### Instruction
Extract all lines that hold the string "each".

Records
--

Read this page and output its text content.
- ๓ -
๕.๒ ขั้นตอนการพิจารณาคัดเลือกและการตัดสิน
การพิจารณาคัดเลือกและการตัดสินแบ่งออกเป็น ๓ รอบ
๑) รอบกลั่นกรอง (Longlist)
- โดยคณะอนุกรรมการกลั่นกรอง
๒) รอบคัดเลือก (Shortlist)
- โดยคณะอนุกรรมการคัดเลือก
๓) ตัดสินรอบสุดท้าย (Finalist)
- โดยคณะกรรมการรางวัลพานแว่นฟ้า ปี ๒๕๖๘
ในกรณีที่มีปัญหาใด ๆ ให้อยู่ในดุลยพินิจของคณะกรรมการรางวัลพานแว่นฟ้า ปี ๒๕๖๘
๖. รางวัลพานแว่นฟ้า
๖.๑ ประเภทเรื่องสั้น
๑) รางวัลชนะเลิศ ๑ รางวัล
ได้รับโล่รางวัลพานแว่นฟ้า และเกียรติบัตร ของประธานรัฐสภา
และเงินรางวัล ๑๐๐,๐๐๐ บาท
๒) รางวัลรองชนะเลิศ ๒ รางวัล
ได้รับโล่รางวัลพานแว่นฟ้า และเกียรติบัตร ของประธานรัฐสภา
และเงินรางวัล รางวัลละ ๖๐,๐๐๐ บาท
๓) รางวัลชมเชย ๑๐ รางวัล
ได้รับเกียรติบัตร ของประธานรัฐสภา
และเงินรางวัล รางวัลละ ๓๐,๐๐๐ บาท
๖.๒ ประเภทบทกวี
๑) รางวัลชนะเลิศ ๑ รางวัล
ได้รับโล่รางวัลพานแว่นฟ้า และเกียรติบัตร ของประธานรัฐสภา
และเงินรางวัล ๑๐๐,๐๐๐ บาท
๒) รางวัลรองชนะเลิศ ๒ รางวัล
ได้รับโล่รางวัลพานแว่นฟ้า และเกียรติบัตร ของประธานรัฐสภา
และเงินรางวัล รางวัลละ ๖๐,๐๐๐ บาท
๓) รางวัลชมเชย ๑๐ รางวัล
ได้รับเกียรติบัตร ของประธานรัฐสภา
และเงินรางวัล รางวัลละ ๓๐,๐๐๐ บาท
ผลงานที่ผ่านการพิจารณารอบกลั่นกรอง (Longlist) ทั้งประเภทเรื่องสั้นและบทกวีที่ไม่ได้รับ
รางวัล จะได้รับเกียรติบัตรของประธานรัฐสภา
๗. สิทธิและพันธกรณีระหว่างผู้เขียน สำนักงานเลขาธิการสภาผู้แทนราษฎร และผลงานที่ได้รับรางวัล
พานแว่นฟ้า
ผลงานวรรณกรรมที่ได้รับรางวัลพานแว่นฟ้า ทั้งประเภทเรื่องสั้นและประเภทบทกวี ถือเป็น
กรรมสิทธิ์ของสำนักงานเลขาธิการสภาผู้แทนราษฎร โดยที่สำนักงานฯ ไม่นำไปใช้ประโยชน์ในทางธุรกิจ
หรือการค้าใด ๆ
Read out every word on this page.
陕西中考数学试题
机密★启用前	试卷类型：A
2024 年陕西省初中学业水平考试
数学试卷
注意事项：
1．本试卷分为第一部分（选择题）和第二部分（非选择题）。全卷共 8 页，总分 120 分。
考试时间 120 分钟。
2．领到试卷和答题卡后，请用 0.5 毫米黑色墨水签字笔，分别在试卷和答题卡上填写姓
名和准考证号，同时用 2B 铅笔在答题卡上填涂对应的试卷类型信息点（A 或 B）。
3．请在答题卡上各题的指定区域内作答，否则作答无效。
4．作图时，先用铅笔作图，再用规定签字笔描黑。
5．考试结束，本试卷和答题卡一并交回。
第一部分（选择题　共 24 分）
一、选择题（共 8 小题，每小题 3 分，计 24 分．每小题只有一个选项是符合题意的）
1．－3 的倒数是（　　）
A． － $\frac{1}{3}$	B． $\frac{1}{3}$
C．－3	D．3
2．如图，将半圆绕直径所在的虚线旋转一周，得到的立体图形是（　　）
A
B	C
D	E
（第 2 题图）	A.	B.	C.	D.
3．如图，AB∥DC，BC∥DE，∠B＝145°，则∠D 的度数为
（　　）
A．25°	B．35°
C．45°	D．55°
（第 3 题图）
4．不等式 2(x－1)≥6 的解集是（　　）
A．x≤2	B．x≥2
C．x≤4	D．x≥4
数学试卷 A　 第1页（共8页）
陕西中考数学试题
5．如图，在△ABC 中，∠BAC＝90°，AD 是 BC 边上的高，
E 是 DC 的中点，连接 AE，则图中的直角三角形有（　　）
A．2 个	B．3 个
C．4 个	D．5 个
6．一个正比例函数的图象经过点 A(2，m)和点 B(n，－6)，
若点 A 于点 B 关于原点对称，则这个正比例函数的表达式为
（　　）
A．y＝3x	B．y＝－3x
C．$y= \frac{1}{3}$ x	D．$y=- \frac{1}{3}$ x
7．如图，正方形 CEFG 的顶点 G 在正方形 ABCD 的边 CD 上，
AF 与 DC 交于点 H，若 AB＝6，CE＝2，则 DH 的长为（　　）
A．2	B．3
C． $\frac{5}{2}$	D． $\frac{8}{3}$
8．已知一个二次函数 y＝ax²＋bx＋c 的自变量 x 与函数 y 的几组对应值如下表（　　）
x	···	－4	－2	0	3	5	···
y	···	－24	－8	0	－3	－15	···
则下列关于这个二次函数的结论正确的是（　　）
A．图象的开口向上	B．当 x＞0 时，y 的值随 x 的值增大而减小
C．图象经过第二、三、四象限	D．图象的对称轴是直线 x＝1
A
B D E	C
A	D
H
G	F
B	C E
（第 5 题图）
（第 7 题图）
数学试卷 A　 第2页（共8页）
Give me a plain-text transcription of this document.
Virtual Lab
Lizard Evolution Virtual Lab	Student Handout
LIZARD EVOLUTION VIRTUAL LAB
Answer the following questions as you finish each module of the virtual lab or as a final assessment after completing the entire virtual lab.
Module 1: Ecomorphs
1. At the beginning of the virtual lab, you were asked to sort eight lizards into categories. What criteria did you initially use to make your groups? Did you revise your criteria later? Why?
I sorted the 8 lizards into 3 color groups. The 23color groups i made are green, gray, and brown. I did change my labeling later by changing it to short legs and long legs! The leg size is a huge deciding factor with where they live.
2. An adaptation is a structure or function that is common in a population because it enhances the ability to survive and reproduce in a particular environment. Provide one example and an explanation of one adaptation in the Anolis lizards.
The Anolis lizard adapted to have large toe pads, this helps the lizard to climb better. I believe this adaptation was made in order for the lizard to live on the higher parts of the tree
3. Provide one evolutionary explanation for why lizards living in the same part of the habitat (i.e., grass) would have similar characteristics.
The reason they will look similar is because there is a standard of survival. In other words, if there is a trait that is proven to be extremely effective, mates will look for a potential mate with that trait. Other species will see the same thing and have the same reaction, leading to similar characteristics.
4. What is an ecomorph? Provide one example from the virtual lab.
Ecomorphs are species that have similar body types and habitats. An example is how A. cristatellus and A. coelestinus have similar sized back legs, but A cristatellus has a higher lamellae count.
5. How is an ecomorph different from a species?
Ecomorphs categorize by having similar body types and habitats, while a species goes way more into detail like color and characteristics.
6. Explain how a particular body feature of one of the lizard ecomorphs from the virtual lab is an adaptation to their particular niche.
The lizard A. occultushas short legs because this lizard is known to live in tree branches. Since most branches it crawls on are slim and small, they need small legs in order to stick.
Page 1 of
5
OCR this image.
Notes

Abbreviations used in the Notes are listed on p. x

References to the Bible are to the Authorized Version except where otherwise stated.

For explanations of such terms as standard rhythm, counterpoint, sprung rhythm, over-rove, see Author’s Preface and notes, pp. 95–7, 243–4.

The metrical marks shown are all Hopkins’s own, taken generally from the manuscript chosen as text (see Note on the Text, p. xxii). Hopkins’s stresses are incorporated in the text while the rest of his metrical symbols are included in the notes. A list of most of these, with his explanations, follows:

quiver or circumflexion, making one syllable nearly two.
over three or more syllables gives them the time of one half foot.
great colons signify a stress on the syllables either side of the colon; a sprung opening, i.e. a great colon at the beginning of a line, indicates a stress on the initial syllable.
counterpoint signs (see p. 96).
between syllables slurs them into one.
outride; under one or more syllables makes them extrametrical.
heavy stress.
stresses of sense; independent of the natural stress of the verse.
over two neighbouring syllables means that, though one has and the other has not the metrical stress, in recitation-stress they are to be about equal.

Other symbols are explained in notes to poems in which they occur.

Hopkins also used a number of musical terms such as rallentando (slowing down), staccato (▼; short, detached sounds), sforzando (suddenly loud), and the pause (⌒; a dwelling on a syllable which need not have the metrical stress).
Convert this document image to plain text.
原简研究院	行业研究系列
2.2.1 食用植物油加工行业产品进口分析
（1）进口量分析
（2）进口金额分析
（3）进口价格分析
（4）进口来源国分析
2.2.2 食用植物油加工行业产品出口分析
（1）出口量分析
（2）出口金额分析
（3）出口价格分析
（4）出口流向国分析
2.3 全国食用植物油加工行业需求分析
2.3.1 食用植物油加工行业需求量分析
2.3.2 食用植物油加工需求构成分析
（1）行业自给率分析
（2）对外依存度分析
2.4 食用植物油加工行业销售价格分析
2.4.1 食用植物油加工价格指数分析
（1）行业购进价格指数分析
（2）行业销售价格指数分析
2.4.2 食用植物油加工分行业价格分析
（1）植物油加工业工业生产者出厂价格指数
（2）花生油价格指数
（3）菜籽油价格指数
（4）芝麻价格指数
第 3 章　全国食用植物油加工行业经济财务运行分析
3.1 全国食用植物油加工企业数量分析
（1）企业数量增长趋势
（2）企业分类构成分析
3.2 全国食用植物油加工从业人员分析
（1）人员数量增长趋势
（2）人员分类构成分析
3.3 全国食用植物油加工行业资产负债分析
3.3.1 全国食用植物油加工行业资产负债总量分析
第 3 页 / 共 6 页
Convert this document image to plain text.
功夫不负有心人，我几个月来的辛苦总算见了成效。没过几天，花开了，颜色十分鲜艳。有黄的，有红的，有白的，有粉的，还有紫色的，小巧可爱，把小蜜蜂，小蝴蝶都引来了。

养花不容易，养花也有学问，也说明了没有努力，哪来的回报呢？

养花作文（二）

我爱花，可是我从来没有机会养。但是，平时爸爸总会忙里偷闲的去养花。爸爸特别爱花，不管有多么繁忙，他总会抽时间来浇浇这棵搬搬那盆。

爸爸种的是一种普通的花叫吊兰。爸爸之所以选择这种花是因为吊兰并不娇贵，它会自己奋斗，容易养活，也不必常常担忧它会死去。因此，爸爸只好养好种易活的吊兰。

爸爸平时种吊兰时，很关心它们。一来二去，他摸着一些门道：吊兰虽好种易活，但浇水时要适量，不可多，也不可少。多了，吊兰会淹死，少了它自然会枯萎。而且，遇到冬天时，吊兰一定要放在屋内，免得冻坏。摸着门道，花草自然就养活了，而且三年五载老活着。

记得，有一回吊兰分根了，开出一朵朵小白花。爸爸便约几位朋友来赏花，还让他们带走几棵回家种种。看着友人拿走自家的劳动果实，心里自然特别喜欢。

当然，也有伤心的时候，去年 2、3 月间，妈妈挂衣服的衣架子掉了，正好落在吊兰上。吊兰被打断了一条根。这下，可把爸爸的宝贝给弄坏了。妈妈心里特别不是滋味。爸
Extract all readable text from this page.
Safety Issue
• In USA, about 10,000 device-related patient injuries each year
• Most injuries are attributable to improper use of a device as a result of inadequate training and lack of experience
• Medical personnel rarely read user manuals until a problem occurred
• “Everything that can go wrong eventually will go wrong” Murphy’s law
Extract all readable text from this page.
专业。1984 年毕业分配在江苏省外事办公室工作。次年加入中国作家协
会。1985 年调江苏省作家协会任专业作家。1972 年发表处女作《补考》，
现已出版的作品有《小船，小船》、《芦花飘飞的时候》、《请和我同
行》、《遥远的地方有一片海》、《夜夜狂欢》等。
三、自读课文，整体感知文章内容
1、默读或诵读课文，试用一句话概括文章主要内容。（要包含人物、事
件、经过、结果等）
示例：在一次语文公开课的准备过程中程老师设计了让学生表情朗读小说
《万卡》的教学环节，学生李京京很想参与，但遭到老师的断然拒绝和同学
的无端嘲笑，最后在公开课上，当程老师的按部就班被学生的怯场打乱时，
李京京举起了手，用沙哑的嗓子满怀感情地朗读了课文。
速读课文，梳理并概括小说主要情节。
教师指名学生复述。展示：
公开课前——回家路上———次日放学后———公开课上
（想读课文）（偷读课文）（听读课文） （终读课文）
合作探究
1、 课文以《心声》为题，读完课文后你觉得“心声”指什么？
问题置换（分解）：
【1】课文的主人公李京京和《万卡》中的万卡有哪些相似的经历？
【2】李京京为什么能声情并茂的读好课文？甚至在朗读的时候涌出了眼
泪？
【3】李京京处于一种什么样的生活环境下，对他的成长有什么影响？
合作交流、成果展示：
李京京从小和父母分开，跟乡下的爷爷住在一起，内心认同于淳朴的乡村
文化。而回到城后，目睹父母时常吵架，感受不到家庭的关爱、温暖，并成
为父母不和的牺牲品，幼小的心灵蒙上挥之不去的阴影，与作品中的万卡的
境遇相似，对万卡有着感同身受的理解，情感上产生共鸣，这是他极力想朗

--

### Answer in full
Answer the following questions as you finish each module of the virtual lab or as a final assessment after completing the entire virtual lab.
• In USA, about 10,000 device-related patient injuries each year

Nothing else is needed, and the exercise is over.